## INSTRUCTIONS TO FOLLOW
Pull each line holding "физической" out of the entries below.

Extracted records:

** start **

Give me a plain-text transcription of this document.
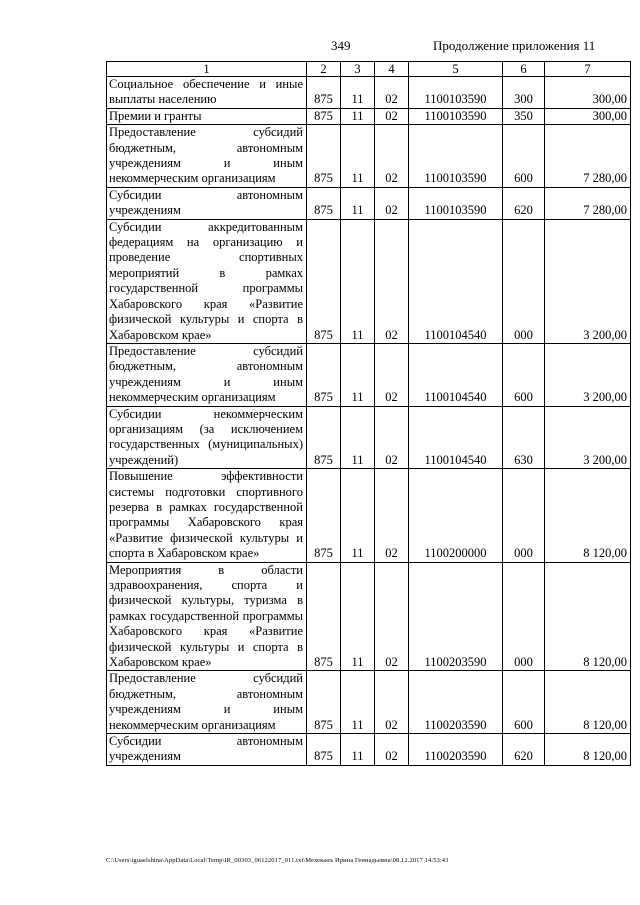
349	Продолжение приложения 11
1	2	3	4	5	6	7
Социальное обеспечение и иные выплаты населению	875	11	02	1100103590	300	300,00
Премии и гранты	875	11	02	1100103590	350	300,00
Предоставление субсидий бюджетным, автономным учреждениям и иным некоммерческим организациям	875	11	02	1100103590	600	7 280,00
Субсидии автономным учреждениям	875	11	02	1100103590	620	7 280,00
Субсидии аккредитованным федерациям на организацию и проведение спортивных мероприятий в рамках государственной программы Хабаровского края «Развитие физической культуры и спорта в Хабаровском крае»	875	11	02	1100104540	000	3 200,00
Предоставление субсидий бюджетным, автономным учреждениям и иным некоммерческим организациям	875	11	02	1100104540	600	3 200,00
Субсидии некоммерческим организациям (за исключением государственных (муниципальных) учреждений)	875	11	02	1100104540	630	3 200,00
Повышение эффективности системы подготовки спортивного резерва в рамках государственной программы Хабаровского края «Развитие физической культуры и спорта в Хабаровском крае»	875	11	02	1100200000	000	8 120,00
Мероприятия в области здравоохранения, спорта и физической культуры, туризма в рамках государственной программы Хабаровского края «Развитие физической культуры и спорта в Хабаровском крае»	875	11	02	1100203590	000	8 120,00
Предоставление субсидий бюджетным, автономным учреждениям и иным некоммерческим организациям	875	11	02	1100203590	600	8 120,00
Субсидии автономным учреждениям	875	11	02	1100203590	620	8 120,00
C:\Users\iguaelshina\AppData\Local\Temp\IR_00303_06122017_011.txt\Мехеканъ Ирина Геннадьевна\08.12.2017 14:53:43
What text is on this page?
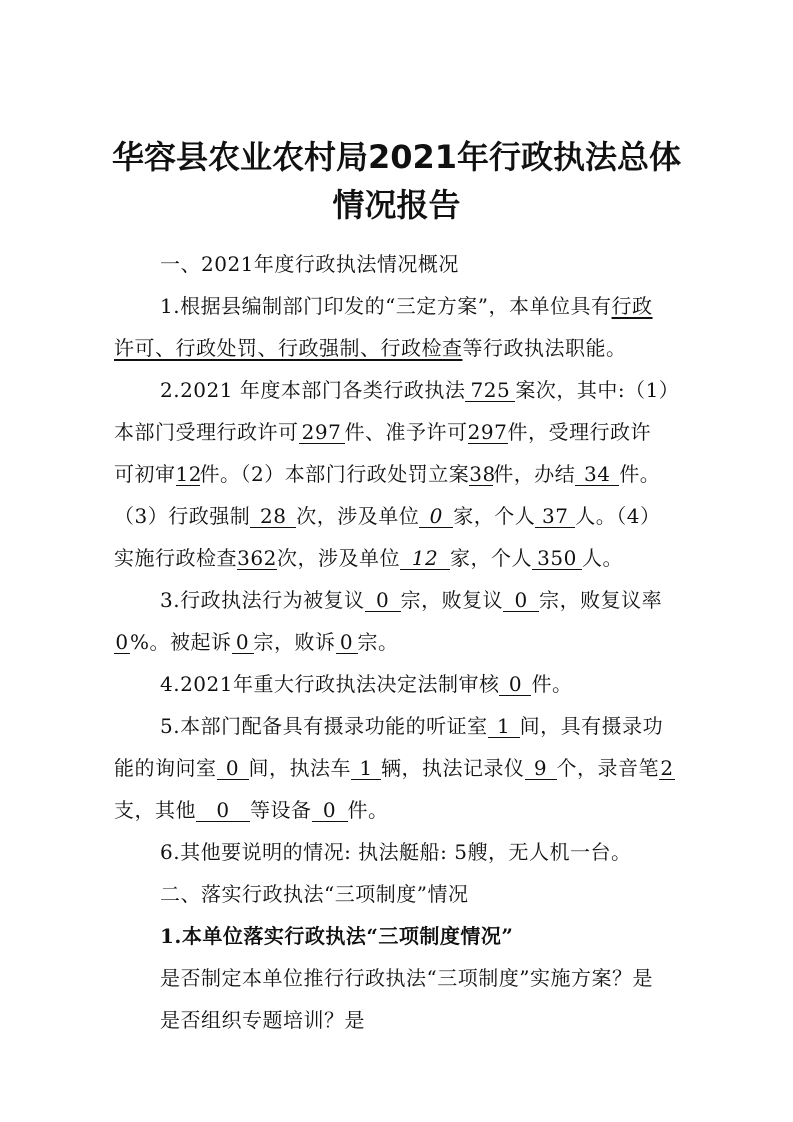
华容县农业农村局2021年行政执法总体
情况报告
一、2021年度行政执法情况概况
1.根据县编制部门印发的“三定方案”，本单位具有行政
许可、行政处罚、行政强制、行政检查等行政执法职能。
2.2021 年度本部门各类行政执法 725 案次，其中:（1）
本部门受理行政许可 297 件、准予许可297件，受理行政许
可初审12件。（2）本部门行政处罚立案38件，办结 34 件。
（3）行政强制 28 次，涉及单位 0 家，个人 37 人。（4）
实施行政检查362次，涉及单位 12 家，个人 350 人。
3.行政执法行为被复议 0 宗，败复议 0 宗，败复议率
0%。被起诉 0 宗，败诉 0 宗。
4.2021年重大行政执法决定法制审核 0 件。
5.本部门配备具有摄录功能的听证室 1 间，具有摄录功
能的询问室 0 间，执法车 1 辆，执法记录仪 9 个，录音笔2
支，其他 0 等设备 0 件。
6.其他要说明的情况: 执法艇船: 5艘，无人机一台。
二、落实行政执法“三项制度”情况
1.本单位落实行政执法“三项制度情况”
是否制定本单位推行行政执法“三项制度”实施方案？是
是否组织专题培训？是
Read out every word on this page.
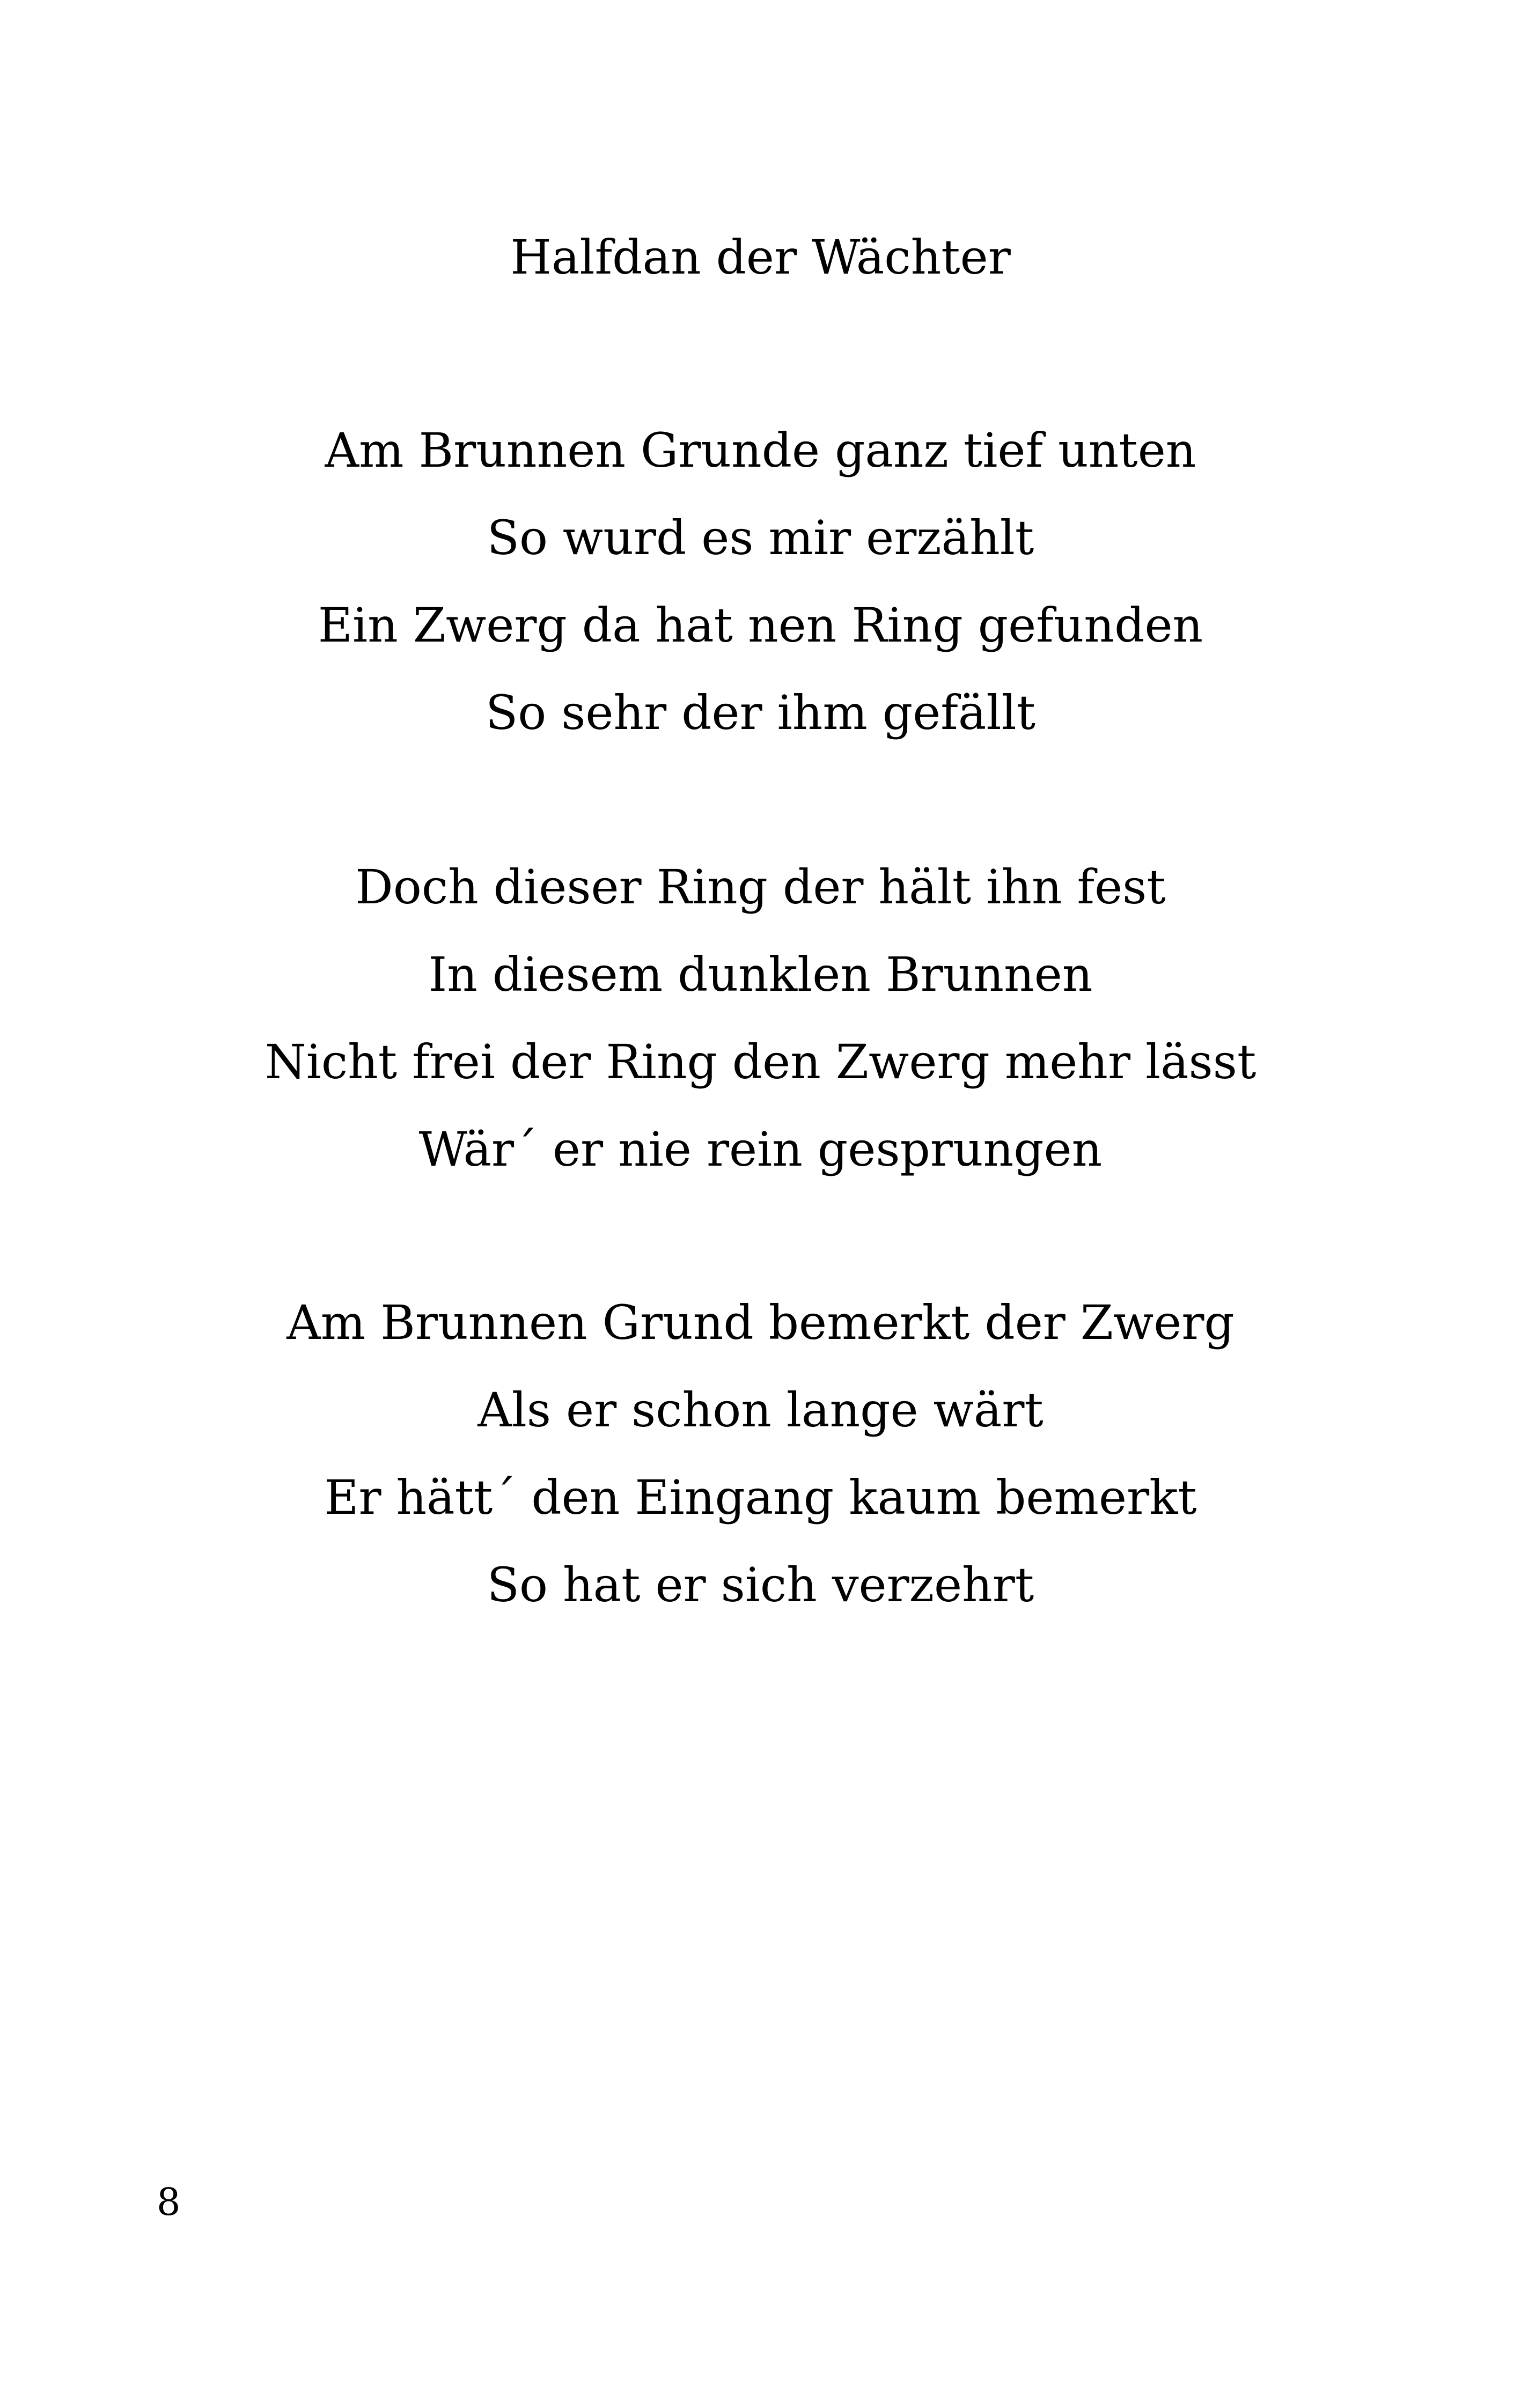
Halfdan der Wächter
Am Brunnen Grunde ganz tief unten
So wurd es mir erzählt
Ein Zwerg da hat nen Ring gefunden
So sehr der ihm gefällt
Doch dieser Ring der hält ihn fest
In diesem dunklen Brunnen
Nicht frei der Ring den Zwerg mehr lässt
Wär´ er nie rein gesprungen
Am Brunnen Grund bemerkt der Zwerg
Als er schon lange wärt
Er hätt´ den Eingang kaum bemerkt
So hat er sich verzehrt
8
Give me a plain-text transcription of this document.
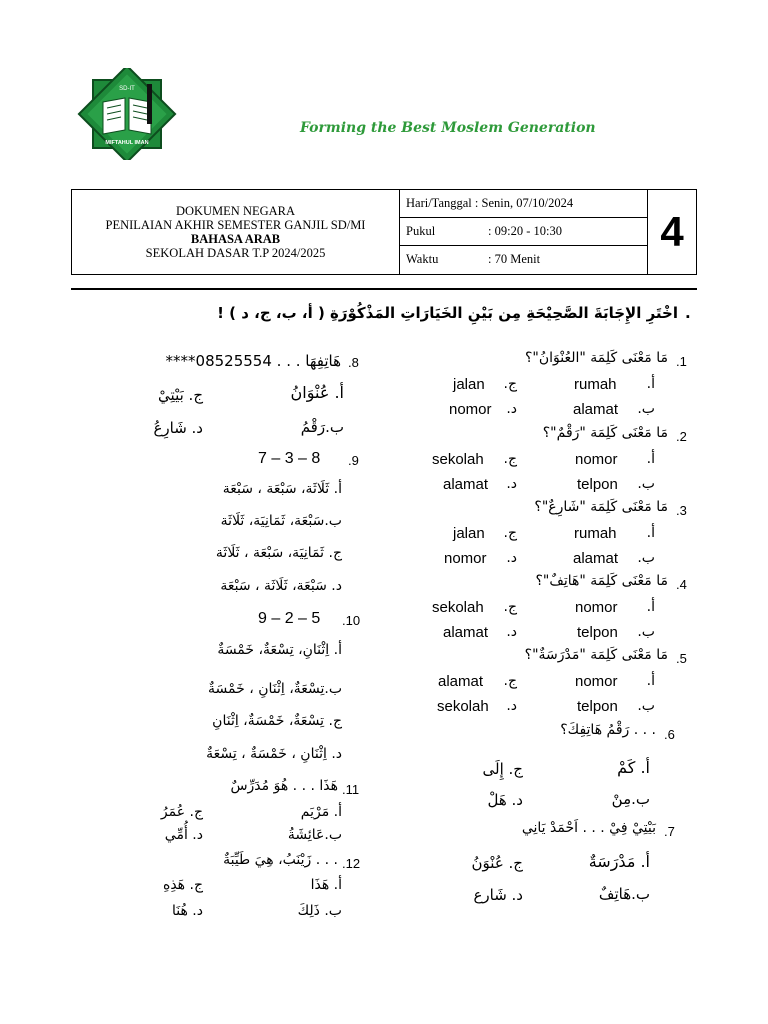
SD-IT
MIFTAHUL IMAN
Forming the Best Moslem Generation
DOKUMEN NEGARA
PENILAIAN AKHIR SEMESTER GANJIL SD/MI
BAHASA ARAB
SEKOLAH DASAR T.P 2024/2025
Hari/Tanggal : Senin, 07/10/2024
Pukul	: 09:20 - 10:30
Waktu	: 70 Menit
4
.
اخْتَرِ الإِجَابَةَ الصَّحِيْحَةِ مِن بَيْنِ الخَيَارَاتِ المَذْكُوْرَةِ ( أ، ب، ج، د ) !
.1
مَا مَعْنَى كَلِمَة "العُنْوَانُ"؟
أ.
rumah
ب.
alamat
ج.
jalan
د.
nomor
.2
مَا مَعْنَى كَلِمَة "رَقْمٌ"؟
أ.
nomor
ب.
telpon
ج.
sekolah
د.
alamat
.3
مَا مَعْنَى كَلِمَة "شَارِعٌ"؟
أ.
rumah
ب.
alamat
ج.
jalan
د.
nomor
.4
مَا مَعْنَى كَلِمَة "هَاتِفٌ"؟
أ.
nomor
ب.
telpon
ج.
sekolah
د.
alamat
.5
مَا مَعْنَى كَلِمَة "مَدْرَسَةٌ"؟
أ.
nomor
ب.
telpon
ج.
alamat
د.
sekolah
.6
. . . رَقْمُ هَاتِفِكَ؟
أ. كَمْ
ب.مِنْ
ج. إِلَى
د. هَلْ
.7
بَيْتِيْ فِيْ . . . اَحْمَدْ يَانِي
أ. مَدْرَسَةٌ
ب.هَاتِفٌ
ج. عُنْوَنُ
د. شَارع
.8
هَاتِفِهَا . . . 08525554****
أ. عُنْوَانُ
ب.رَقْمُ
ج. بَيْتِيْ
د. شَارِعُ
.9
7 – 3 – 8
أ. ثَلَاثَة، سَبْعَة ، سَبْعَة
ب.سَبْعَة، ثَمَانِيَة، ثَلَاثَة
ج. ثَمَانِيَة، سَبْعَة ، ثَلَاثَة
د. سَبْعَة، ثَلَاثَة ، سَبْعَة
.10
9 – 2 – 5
أ. اِثْنَانِ، تِسْعَةٌ، خَمْسَةٌ
ب.تِسْعَةٌ، اِثْنَانِ ، خَمْسَةٌ
ج. تِسْعَةٌ، خَمْسَةٌ، اِثْنَانِ
د. اِثْنَانِ ، خَمْسَةٌ ، تِسْعَةٌ
.11
هَذَا . . . هُوَ مُدَرِّسٌ
أ. مَرْيَم
ب.عَائِشَةُ
ج. عُمَرُ
د. أُمِّي
.12
. . . زَيْنَبُ، هِيَ طَيِّبَةٌ
أ. هَذَا
ب. ذَلِكَ
ج. هَذِهِ
د. هُنَا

** end **

## EXPECTED ANSWER
Субсидии аккредитованным федерациям на организацию и проведение спортивных мероприятий в рамках государственной программы Хабаровского края «Развитие физической культуры и спорта в Хабаровском крае»	875	11	02	1100104540	000	3 200,00
Повышение эффективности системы подготовки спортивного резерва в рамках государственной программы Хабаровского края «Развитие физической культуры и спорта в Хабаровском крае»	875	11	02	1100200000	000	8 120,00
Мероприятия в области здравоохранения, спорта и физической культуры, туризма в рамках государственной программы Хабаровского края «Развитие физической культуры и спорта в Хабаровском крае»	875	11	02	1100203590	000	8 120,00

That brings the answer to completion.